- Objective
Every entry below should be printed exactly, without its images.

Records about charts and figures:

----------------

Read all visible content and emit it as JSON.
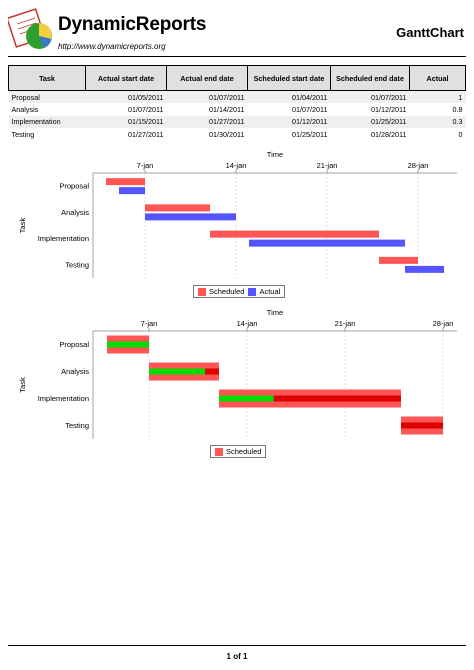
{
  "header": {
    "brand": "DynamicReports",
    "url": "http://www.dynamicreports.org",
    "title": "GanttChart"
  },
  "table": {
    "columns": [
      "Task",
      "Actual start date",
      "Actual end date",
      "Scheduled start date",
      "Scheduled end date",
      "Actual"
    ],
    "rows": [
      [
        "Proposal",
        "01/05/2011",
        "01/07/2011",
        "01/04/2011",
        "01/07/2011",
        "1"
      ],
      [
        "Analysis",
        "01/07/2011",
        "01/14/2011",
        "01/07/2011",
        "01/12/2011",
        "0.8"
      ],
      [
        "Implementation",
        "01/15/2011",
        "01/27/2011",
        "01/12/2011",
        "01/25/2011",
        "0.3"
      ],
      [
        "Testing",
        "01/27/2011",
        "01/30/2011",
        "01/25/2011",
        "01/28/2011",
        "0"
      ]
    ]
  },
  "chart_data": [
    {
      "type": "gantt",
      "xlabel": "Time",
      "ylabel": "Task",
      "x_ticks": [
        "7-jan",
        "14-jan",
        "21-jan",
        "28-jan"
      ],
      "x_range": [
        "2011-01-03",
        "2011-01-31"
      ],
      "categories": [
        "Proposal",
        "Analysis",
        "Implementation",
        "Testing"
      ],
      "grid": true,
      "legend_position": "bottom",
      "series": [
        {
          "name": "Scheduled",
          "color": "#ff5555",
          "start": [
            "2011-01-04",
            "2011-01-07",
            "2011-01-12",
            "2011-01-25"
          ],
          "end": [
            "2011-01-07",
            "2011-01-12",
            "2011-01-25",
            "2011-01-28"
          ]
        },
        {
          "name": "Actual",
          "color": "#5555ff",
          "start": [
            "2011-01-05",
            "2011-01-07",
            "2011-01-15",
            "2011-01-27"
          ],
          "end": [
            "2011-01-07",
            "2011-01-14",
            "2011-01-27",
            "2011-01-30"
          ]
        }
      ]
    },
    {
      "type": "gantt",
      "xlabel": "Time",
      "ylabel": "Task",
      "x_ticks": [
        "7-jan",
        "14-jan",
        "21-jan",
        "28-jan"
      ],
      "x_range": [
        "2011-01-03",
        "2011-01-29"
      ],
      "categories": [
        "Proposal",
        "Analysis",
        "Implementation",
        "Testing"
      ],
      "grid": true,
      "legend_position": "bottom",
      "series": [
        {
          "name": "Scheduled",
          "color": "#ff5555",
          "complete_color": "#00dd00",
          "incomplete_color": "#dd0000",
          "start": [
            "2011-01-04",
            "2011-01-07",
            "2011-01-12",
            "2011-01-25"
          ],
          "end": [
            "2011-01-07",
            "2011-01-12",
            "2011-01-25",
            "2011-01-28"
          ],
          "percent_complete": [
            1,
            0.8,
            0.3,
            0
          ]
        }
      ]
    }
  ],
  "footer": {
    "page": "1 of 1"
  }
}
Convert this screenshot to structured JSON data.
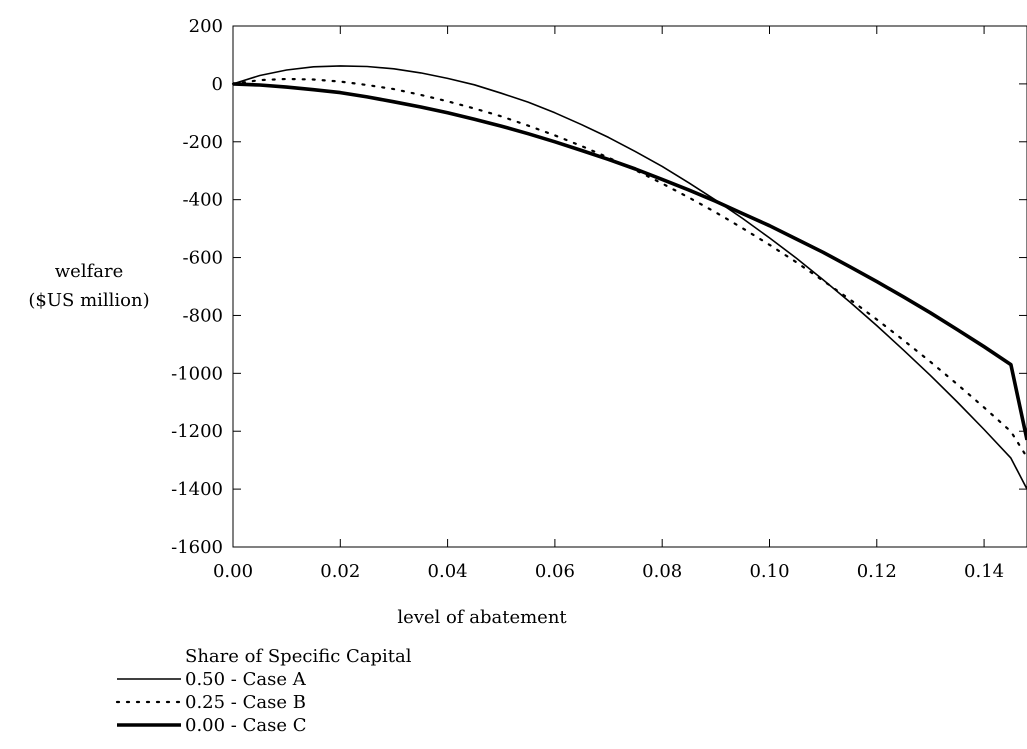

----------------

- Answer to this problem
Read all visible content and emit it as JSON.
{
  "header": {
    "brand": "DynamicReports",
    "url": "http://www.dynamicreports.org",
    "title": "GanttChart"
  },
  "table": {
    "columns": [
      "Task",
      "Actual start date",
      "Actual end date",
      "Scheduled start date",
      "Scheduled end date",
      "Actual"
    ],
    "rows": [
      [
        "Proposal",
        "01/05/2011",
        "01/07/2011",
        "01/04/2011",
        "01/07/2011",
        "1"
      ],
      [
        "Analysis",
        "01/07/2011",
        "01/14/2011",
        "01/07/2011",
        "01/12/2011",
        "0.8"
      ],
      [
        "Implementation",
        "01/15/2011",
        "01/27/2011",
        "01/12/2011",
        "01/25/2011",
        "0.3"
      ],
      [
        "Testing",
        "01/27/2011",
        "01/30/2011",
        "01/25/2011",
        "01/28/2011",
        "0"
      ]
    ]
  },
  "chart_data": [
    {
      "type": "gantt",
      "xlabel": "Time",
      "ylabel": "Task",
      "x_ticks": [
        "7-jan",
        "14-jan",
        "21-jan",
        "28-jan"
      ],
      "x_range": [
        "2011-01-03",
        "2011-01-31"
      ],
      "categories": [
        "Proposal",
        "Analysis",
        "Implementation",
        "Testing"
      ],
      "grid": true,
      "legend_position": "bottom",
      "series": [
        {
          "name": "Scheduled",
          "color": "#ff5555",
          "start": [
            "2011-01-04",
            "2011-01-07",
            "2011-01-12",
            "2011-01-25"
          ],
          "end": [
            "2011-01-07",
            "2011-01-12",
            "2011-01-25",
            "2011-01-28"
          ]
        },
        {
          "name": "Actual",
          "color": "#5555ff",
          "start": [
            "2011-01-05",
            "2011-01-07",
            "2011-01-15",
            "2011-01-27"
          ],
          "end": [
            "2011-01-07",
            "2011-01-14",
            "2011-01-27",
            "2011-01-30"
          ]
        }
      ]
    },
    {
      "type": "gantt",
      "xlabel": "Time",
      "ylabel": "Task",
      "x_ticks": [
        "7-jan",
        "14-jan",
        "21-jan",
        "28-jan"
      ],
      "x_range": [
        "2011-01-03",
        "2011-01-29"
      ],
      "categories": [
        "Proposal",
        "Analysis",
        "Implementation",
        "Testing"
      ],
      "grid": true,
      "legend_position": "bottom",
      "series": [
        {
          "name": "Scheduled",
          "color": "#ff5555",
          "complete_color": "#00dd00",
          "incomplete_color": "#dd0000",
          "start": [
            "2011-01-04",
            "2011-01-07",
            "2011-01-12",
            "2011-01-25"
          ],
          "end": [
            "2011-01-07",
            "2011-01-12",
            "2011-01-25",
            "2011-01-28"
          ],
          "percent_complete": [
            1,
            0.8,
            0.3,
            0
          ]
        }
      ]
    }
  ],
  "footer": {
    "page": "1 of 1"
  }
}
Convert this screenshot to structured JSON data.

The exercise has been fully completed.